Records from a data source

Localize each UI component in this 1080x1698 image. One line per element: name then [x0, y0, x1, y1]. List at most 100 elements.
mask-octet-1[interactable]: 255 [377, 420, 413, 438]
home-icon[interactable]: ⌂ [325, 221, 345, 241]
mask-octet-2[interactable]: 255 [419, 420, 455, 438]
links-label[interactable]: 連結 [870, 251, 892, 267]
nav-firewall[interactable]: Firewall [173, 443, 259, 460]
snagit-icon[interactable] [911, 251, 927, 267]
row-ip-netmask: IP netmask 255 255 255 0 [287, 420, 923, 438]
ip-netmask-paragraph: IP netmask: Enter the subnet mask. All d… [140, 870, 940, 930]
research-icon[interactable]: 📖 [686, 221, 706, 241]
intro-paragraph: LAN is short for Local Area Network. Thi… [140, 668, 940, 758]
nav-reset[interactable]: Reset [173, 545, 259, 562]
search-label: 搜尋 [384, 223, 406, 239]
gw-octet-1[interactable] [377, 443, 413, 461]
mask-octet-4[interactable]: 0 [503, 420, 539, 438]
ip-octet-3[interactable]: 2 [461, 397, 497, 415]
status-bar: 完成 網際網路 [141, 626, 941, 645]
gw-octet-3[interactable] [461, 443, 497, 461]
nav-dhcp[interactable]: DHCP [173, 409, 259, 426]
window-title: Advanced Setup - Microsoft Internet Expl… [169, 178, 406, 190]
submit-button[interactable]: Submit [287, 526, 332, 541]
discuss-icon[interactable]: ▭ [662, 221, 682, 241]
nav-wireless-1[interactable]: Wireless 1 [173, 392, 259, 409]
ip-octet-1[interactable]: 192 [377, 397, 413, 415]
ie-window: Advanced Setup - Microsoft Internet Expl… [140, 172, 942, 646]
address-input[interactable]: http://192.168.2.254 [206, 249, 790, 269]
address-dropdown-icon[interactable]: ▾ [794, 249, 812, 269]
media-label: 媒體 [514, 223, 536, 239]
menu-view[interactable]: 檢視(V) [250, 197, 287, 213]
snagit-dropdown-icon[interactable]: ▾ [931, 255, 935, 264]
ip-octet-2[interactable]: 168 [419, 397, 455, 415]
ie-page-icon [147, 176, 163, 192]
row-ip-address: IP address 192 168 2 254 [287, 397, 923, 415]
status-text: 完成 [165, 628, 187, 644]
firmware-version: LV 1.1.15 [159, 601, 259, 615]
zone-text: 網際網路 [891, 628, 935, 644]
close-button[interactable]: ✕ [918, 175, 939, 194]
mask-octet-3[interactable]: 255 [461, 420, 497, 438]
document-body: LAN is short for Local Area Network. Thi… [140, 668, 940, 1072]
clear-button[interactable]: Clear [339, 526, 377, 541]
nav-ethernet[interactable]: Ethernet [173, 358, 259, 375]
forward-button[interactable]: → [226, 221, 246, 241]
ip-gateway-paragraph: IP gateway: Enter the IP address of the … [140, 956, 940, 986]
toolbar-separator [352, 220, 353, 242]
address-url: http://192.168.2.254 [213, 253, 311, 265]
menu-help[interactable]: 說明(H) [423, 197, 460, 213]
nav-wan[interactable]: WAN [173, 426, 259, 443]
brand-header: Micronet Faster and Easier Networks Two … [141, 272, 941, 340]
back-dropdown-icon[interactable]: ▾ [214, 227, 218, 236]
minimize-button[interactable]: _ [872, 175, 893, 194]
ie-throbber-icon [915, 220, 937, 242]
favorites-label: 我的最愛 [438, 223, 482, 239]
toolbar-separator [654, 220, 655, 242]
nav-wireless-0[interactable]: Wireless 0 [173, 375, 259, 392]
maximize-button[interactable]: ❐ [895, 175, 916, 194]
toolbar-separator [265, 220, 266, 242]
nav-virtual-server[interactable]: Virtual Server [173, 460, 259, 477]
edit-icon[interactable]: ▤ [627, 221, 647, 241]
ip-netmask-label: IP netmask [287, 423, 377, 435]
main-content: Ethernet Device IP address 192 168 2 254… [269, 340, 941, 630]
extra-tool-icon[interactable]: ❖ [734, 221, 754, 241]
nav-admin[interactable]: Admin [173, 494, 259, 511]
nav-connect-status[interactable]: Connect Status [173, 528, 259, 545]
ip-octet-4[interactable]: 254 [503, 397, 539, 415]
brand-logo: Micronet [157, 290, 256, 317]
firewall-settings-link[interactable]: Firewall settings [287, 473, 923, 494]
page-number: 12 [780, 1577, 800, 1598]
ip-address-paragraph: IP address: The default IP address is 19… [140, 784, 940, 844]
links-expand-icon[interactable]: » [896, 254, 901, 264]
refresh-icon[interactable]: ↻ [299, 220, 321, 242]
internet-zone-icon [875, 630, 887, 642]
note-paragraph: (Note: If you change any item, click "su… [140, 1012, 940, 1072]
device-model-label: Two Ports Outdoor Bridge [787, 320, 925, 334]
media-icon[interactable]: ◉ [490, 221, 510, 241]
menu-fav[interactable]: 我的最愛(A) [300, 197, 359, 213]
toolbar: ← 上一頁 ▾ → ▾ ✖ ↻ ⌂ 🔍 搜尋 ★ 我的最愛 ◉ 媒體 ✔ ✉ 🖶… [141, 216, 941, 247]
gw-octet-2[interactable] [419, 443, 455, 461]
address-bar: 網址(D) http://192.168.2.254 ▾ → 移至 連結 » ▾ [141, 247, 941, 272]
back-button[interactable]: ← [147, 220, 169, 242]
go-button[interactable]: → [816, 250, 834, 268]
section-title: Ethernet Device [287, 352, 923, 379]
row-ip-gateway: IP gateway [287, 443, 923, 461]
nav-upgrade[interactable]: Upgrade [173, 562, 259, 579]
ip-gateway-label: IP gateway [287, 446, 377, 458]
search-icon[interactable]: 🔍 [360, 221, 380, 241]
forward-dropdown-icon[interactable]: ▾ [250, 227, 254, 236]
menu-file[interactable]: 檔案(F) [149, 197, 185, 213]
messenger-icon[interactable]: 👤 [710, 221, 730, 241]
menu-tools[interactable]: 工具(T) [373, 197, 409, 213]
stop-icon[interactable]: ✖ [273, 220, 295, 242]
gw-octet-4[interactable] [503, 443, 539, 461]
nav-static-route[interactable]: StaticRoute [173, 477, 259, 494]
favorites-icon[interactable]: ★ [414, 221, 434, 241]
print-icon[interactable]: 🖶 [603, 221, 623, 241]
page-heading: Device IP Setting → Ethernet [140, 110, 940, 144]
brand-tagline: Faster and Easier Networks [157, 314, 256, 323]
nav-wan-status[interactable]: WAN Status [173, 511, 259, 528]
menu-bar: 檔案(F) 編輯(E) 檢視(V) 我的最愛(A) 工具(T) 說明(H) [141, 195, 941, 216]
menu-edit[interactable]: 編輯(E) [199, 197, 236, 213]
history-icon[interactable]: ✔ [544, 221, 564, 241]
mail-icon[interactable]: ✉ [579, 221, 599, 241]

> _GIVEN PROBLEM_
Reproduce the material above with each instance of "interactable" swapped for "clickable", keeping everything else the same.

> _TASK RESPONSE_
Localize each UI component in this 1080x1698 image. One line per element: name then [x0, y0, x1, y1]. List at most 100 elements.
mask-octet-1[clickable]: 255 [377, 420, 413, 438]
home-icon[clickable]: ⌂ [325, 221, 345, 241]
mask-octet-2[clickable]: 255 [419, 420, 455, 438]
links-label[clickable]: 連結 [870, 251, 892, 267]
nav-firewall[clickable]: Firewall [173, 443, 259, 460]
snagit-icon[clickable] [911, 251, 927, 267]
row-ip-netmask: IP netmask 255 255 255 0 [287, 420, 923, 438]
ip-netmask-paragraph: IP netmask: Enter the subnet mask. All d… [140, 870, 940, 930]
research-icon[clickable]: 📖 [686, 221, 706, 241]
intro-paragraph: LAN is short for Local Area Network. Thi… [140, 668, 940, 758]
nav-reset[clickable]: Reset [173, 545, 259, 562]
search-label: 搜尋 [384, 223, 406, 239]
gw-octet-1[clickable] [377, 443, 413, 461]
mask-octet-4[clickable]: 0 [503, 420, 539, 438]
ip-octet-3[clickable]: 2 [461, 397, 497, 415]
status-bar: 完成 網際網路 [141, 626, 941, 645]
gw-octet-3[clickable] [461, 443, 497, 461]
nav-dhcp[clickable]: DHCP [173, 409, 259, 426]
window-title: Advanced Setup - Microsoft Internet Expl… [169, 178, 406, 190]
submit-button[clickable]: Submit [287, 526, 332, 541]
discuss-icon[clickable]: ▭ [662, 221, 682, 241]
nav-wireless-1[clickable]: Wireless 1 [173, 392, 259, 409]
ip-octet-1[clickable]: 192 [377, 397, 413, 415]
ie-window: Advanced Setup - Microsoft Internet Expl… [140, 172, 942, 646]
address-input[clickable]: http://192.168.2.254 [206, 249, 790, 269]
address-dropdown-icon[clickable]: ▾ [794, 249, 812, 269]
media-label: 媒體 [514, 223, 536, 239]
menu-view[clickable]: 檢視(V) [250, 197, 287, 213]
snagit-dropdown-icon[clickable]: ▾ [931, 255, 935, 264]
ip-octet-2[clickable]: 168 [419, 397, 455, 415]
ie-page-icon [147, 176, 163, 192]
row-ip-address: IP address 192 168 2 254 [287, 397, 923, 415]
status-text: 完成 [165, 628, 187, 644]
firmware-version: LV 1.1.15 [159, 601, 259, 615]
zone-text: 網際網路 [891, 628, 935, 644]
close-button[clickable]: ✕ [918, 175, 939, 194]
mask-octet-3[clickable]: 255 [461, 420, 497, 438]
document-body: LAN is short for Local Area Network. Thi… [140, 668, 940, 1072]
clear-button[clickable]: Clear [339, 526, 377, 541]
nav-ethernet[clickable]: Ethernet [173, 358, 259, 375]
forward-button[clickable]: → [226, 221, 246, 241]
ip-gateway-paragraph: IP gateway: Enter the IP address of the … [140, 956, 940, 986]
toolbar-separator [352, 220, 353, 242]
address-url: http://192.168.2.254 [213, 253, 311, 265]
menu-help[clickable]: 說明(H) [423, 197, 460, 213]
nav-wan[clickable]: WAN [173, 426, 259, 443]
brand-header: Micronet Faster and Easier Networks Two … [141, 272, 941, 340]
back-dropdown-icon[clickable]: ▾ [214, 227, 218, 236]
minimize-button[clickable]: _ [872, 175, 893, 194]
ie-throbber-icon [915, 220, 937, 242]
favorites-label: 我的最愛 [438, 223, 482, 239]
toolbar-separator [654, 220, 655, 242]
nav-wireless-0[clickable]: Wireless 0 [173, 375, 259, 392]
maximize-button[clickable]: ❐ [895, 175, 916, 194]
toolbar-separator [265, 220, 266, 242]
nav-virtual-server[clickable]: Virtual Server [173, 460, 259, 477]
edit-icon[clickable]: ▤ [627, 221, 647, 241]
ip-netmask-label: IP netmask [287, 423, 377, 435]
main-content: Ethernet Device IP address 192 168 2 254… [269, 340, 941, 630]
extra-tool-icon[clickable]: ❖ [734, 221, 754, 241]
nav-admin[clickable]: Admin [173, 494, 259, 511]
nav-connect-status[clickable]: Connect Status [173, 528, 259, 545]
ip-octet-4[clickable]: 254 [503, 397, 539, 415]
brand-logo: Micronet [157, 290, 256, 317]
firewall-settings-link[clickable]: Firewall settings [287, 473, 923, 494]
page-number: 12 [780, 1577, 800, 1598]
ip-address-paragraph: IP address: The default IP address is 19… [140, 784, 940, 844]
links-expand-icon[clickable]: » [896, 254, 901, 264]
refresh-icon[clickable]: ↻ [299, 220, 321, 242]
internet-zone-icon [875, 630, 887, 642]
note-paragraph: (Note: If you change any item, click "su… [140, 1012, 940, 1072]
device-model-label: Two Ports Outdoor Bridge [787, 320, 925, 334]
media-icon[clickable]: ◉ [490, 221, 510, 241]
menu-fav[clickable]: 我的最愛(A) [300, 197, 359, 213]
toolbar: ← 上一頁 ▾ → ▾ ✖ ↻ ⌂ 🔍 搜尋 ★ 我的最愛 ◉ 媒體 ✔ ✉ 🖶… [141, 216, 941, 247]
gw-octet-2[clickable] [419, 443, 455, 461]
address-bar: 網址(D) http://192.168.2.254 ▾ → 移至 連結 » ▾ [141, 247, 941, 272]
back-button[clickable]: ← [147, 220, 169, 242]
go-button[clickable]: → [816, 250, 834, 268]
section-title: Ethernet Device [287, 352, 923, 379]
row-ip-gateway: IP gateway [287, 443, 923, 461]
nav-upgrade[clickable]: Upgrade [173, 562, 259, 579]
ip-gateway-label: IP gateway [287, 446, 377, 458]
search-icon[clickable]: 🔍 [360, 221, 380, 241]
forward-dropdown-icon[clickable]: ▾ [250, 227, 254, 236]
menu-file[clickable]: 檔案(F) [149, 197, 185, 213]
messenger-icon[clickable]: 👤 [710, 221, 730, 241]
menu-tools[clickable]: 工具(T) [373, 197, 409, 213]
stop-icon[clickable]: ✖ [273, 220, 295, 242]
gw-octet-4[clickable] [503, 443, 539, 461]
nav-static-route[clickable]: StaticRoute [173, 477, 259, 494]
favorites-icon[clickable]: ★ [414, 221, 434, 241]
print-icon[clickable]: 🖶 [603, 221, 623, 241]
page-heading: Device IP Setting → Ethernet [140, 110, 940, 144]
brand-tagline: Faster and Easier Networks [157, 314, 256, 323]
nav-wan-status[clickable]: WAN Status [173, 511, 259, 528]
menu-bar: 檔案(F) 編輯(E) 檢視(V) 我的最愛(A) 工具(T) 說明(H) [141, 195, 941, 216]
menu-edit[clickable]: 編輯(E) [199, 197, 236, 213]
history-icon[clickable]: ✔ [544, 221, 564, 241]
mail-icon[clickable]: ✉ [579, 221, 599, 241]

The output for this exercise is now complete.